▶ [DATA PROVIDED]:

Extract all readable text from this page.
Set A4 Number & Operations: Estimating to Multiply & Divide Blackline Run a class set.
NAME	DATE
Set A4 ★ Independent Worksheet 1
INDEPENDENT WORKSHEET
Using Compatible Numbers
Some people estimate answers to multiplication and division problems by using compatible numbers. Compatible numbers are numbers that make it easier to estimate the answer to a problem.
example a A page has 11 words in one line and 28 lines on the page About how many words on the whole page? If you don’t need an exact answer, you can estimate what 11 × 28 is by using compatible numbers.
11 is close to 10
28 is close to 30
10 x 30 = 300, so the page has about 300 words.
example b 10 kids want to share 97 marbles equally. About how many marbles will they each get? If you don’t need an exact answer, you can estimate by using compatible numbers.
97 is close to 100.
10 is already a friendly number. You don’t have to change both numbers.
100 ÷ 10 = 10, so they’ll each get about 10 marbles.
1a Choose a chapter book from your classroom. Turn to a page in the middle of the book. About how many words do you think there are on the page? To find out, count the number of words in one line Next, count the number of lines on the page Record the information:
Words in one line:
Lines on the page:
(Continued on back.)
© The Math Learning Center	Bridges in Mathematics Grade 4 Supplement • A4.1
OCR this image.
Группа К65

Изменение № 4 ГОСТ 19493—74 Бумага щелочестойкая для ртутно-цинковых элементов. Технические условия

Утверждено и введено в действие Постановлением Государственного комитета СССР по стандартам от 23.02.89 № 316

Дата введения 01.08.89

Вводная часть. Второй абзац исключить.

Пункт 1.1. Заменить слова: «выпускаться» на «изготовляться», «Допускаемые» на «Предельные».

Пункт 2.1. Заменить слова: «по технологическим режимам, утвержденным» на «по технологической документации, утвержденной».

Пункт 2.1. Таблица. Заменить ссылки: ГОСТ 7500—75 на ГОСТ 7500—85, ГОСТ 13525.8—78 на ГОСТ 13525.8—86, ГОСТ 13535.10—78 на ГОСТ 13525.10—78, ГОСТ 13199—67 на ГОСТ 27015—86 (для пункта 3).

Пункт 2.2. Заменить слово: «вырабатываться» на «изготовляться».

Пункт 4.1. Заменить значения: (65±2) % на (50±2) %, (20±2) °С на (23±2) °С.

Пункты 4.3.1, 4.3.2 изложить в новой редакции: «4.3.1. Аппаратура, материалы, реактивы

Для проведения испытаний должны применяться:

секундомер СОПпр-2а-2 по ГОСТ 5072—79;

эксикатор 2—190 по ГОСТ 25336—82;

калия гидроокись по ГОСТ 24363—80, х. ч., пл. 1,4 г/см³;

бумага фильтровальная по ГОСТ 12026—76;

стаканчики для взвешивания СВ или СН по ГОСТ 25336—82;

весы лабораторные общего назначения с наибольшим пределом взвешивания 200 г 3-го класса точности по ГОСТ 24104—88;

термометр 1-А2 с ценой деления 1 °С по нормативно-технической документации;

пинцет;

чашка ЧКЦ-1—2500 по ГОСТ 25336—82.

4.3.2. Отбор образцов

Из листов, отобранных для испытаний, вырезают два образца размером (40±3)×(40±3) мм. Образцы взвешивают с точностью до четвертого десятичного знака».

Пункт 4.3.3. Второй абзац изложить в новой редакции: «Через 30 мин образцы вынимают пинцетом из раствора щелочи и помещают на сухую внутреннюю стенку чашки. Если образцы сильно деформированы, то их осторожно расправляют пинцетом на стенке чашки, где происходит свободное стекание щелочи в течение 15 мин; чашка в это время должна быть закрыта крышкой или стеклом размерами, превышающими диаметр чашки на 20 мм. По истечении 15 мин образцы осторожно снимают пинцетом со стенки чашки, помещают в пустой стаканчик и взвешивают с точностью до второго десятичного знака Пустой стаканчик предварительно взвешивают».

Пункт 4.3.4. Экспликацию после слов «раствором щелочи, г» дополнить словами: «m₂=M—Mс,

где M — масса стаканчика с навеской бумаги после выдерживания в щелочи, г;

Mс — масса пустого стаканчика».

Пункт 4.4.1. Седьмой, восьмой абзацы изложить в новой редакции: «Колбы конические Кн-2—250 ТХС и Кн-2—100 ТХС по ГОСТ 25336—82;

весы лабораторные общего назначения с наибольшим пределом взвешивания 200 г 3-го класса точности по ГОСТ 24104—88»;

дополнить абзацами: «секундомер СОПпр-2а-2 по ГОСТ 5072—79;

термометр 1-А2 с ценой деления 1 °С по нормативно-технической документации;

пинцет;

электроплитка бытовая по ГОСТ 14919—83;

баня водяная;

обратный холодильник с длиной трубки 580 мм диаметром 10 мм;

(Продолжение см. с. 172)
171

▶ [WHAT IS ASKED]:
Look through the material above. Copy each line where the word "need" appears.

▶ [ANSWER IN FULL]:
example a A page has 11 words in one line and 28 lines on the page About how many words on the whole page? If you don’t need an exact answer, you can estimate what 11 × 28 is by using compatible numbers.
example b 10 kids want to share 97 marbles equally. About how many marbles will they each get? If you don’t need an exact answer, you can estimate by using compatible numbers.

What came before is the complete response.